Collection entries
Start

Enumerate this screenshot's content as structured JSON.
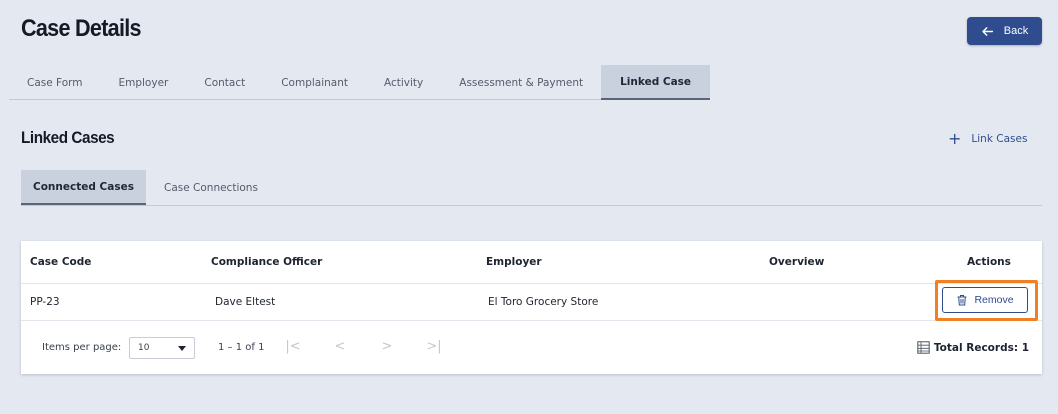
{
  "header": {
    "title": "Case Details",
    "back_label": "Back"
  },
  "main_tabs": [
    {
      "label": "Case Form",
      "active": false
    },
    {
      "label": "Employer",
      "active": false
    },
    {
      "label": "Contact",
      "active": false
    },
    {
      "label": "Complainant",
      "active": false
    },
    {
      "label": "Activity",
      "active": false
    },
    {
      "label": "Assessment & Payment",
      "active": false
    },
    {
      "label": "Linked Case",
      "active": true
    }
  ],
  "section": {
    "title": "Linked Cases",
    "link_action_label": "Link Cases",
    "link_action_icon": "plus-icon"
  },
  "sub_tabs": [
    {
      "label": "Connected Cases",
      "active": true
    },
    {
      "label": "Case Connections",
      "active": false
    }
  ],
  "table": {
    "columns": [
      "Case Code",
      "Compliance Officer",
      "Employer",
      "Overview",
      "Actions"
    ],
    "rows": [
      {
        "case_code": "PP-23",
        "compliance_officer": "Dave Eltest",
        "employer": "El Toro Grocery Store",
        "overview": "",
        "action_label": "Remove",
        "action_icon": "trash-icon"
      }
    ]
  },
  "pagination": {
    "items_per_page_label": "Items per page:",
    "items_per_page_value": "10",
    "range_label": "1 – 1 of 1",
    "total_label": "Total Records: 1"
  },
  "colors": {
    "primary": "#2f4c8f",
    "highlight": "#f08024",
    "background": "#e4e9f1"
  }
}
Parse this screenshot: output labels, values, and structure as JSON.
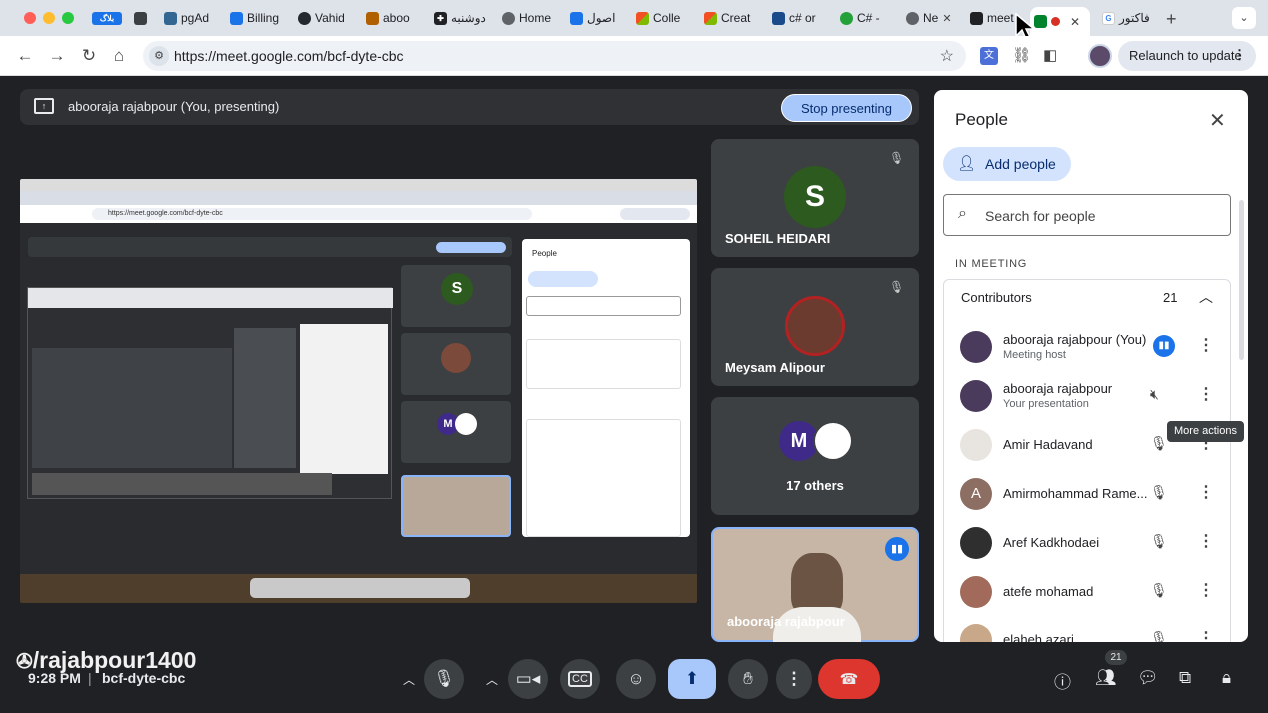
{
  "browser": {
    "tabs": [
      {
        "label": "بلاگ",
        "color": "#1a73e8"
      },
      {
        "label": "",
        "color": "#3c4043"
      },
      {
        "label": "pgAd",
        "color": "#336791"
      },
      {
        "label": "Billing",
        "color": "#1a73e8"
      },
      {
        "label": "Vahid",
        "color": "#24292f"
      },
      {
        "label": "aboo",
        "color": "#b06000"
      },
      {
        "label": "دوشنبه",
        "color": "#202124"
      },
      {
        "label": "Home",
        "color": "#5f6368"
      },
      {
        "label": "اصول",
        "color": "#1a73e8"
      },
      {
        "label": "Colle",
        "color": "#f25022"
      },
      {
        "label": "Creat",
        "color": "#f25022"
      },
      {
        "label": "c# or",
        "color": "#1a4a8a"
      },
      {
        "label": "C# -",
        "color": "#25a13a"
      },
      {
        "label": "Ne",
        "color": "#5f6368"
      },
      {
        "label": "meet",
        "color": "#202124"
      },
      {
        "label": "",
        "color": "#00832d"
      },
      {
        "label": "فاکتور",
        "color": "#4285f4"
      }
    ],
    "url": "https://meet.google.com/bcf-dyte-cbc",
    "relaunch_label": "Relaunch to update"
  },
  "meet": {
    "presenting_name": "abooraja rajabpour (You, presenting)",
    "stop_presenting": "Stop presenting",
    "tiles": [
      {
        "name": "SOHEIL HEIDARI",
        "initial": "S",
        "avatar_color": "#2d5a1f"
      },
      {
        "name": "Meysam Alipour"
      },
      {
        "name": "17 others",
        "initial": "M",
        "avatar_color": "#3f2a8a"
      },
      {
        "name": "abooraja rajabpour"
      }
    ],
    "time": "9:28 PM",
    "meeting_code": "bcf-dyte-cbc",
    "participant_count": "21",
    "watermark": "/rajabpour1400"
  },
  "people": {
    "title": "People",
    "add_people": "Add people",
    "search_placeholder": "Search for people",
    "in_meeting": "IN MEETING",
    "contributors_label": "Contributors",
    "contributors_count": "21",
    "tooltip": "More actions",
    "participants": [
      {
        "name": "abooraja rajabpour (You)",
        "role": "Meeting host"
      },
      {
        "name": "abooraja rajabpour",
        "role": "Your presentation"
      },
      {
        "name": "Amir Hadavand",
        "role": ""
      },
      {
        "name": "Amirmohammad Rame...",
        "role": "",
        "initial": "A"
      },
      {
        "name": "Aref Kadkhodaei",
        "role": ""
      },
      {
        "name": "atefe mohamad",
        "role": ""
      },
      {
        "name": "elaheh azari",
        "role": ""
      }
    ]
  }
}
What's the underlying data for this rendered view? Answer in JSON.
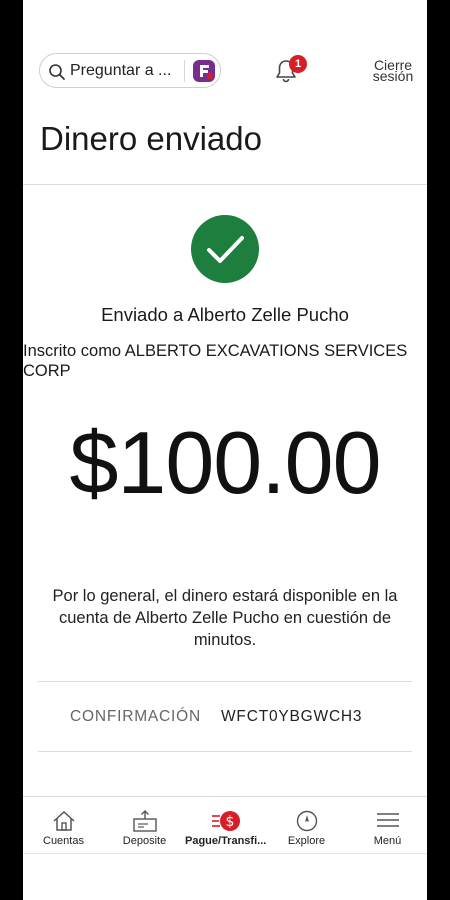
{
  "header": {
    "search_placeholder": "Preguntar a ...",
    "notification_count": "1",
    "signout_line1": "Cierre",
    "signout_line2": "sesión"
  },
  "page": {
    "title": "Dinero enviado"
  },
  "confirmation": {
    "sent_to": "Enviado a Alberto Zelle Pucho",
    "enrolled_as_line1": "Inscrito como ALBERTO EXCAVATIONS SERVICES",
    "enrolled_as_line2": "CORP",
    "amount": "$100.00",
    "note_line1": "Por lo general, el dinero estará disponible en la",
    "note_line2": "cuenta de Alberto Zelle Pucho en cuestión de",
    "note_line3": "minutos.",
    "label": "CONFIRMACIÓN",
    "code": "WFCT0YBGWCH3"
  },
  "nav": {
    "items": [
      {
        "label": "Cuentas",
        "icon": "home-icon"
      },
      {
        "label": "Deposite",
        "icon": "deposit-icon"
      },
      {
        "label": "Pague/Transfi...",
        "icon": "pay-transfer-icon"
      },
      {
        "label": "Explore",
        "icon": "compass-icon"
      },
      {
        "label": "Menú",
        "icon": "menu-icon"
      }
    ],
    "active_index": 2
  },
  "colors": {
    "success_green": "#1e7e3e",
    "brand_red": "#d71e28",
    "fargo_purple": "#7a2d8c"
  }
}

End

**The problem:** Leave out the pictures, and please output only the lines from the line that contains "What's the underlying" through the end of the data, both ends included.

**Final result:**
What's the underlying data for this rendered view? Answer in JSON.
{
  "header": {
    "search_placeholder": "Preguntar a ...",
    "notification_count": "1",
    "signout_line1": "Cierre",
    "signout_line2": "sesión"
  },
  "page": {
    "title": "Dinero enviado"
  },
  "confirmation": {
    "sent_to": "Enviado a Alberto Zelle Pucho",
    "enrolled_as_line1": "Inscrito como ALBERTO EXCAVATIONS SERVICES",
    "enrolled_as_line2": "CORP",
    "amount": "$100.00",
    "note_line1": "Por lo general, el dinero estará disponible en la",
    "note_line2": "cuenta de Alberto Zelle Pucho en cuestión de",
    "note_line3": "minutos.",
    "label": "CONFIRMACIÓN",
    "code": "WFCT0YBGWCH3"
  },
  "nav": {
    "items": [
      {
        "label": "Cuentas",
        "icon": "home-icon"
      },
      {
        "label": "Deposite",
        "icon": "deposit-icon"
      },
      {
        "label": "Pague/Transfi...",
        "icon": "pay-transfer-icon"
      },
      {
        "label": "Explore",
        "icon": "compass-icon"
      },
      {
        "label": "Menú",
        "icon": "menu-icon"
      }
    ],
    "active_index": 2
  },
  "colors": {
    "success_green": "#1e7e3e",
    "brand_red": "#d71e28",
    "fargo_purple": "#7a2d8c"
  }
}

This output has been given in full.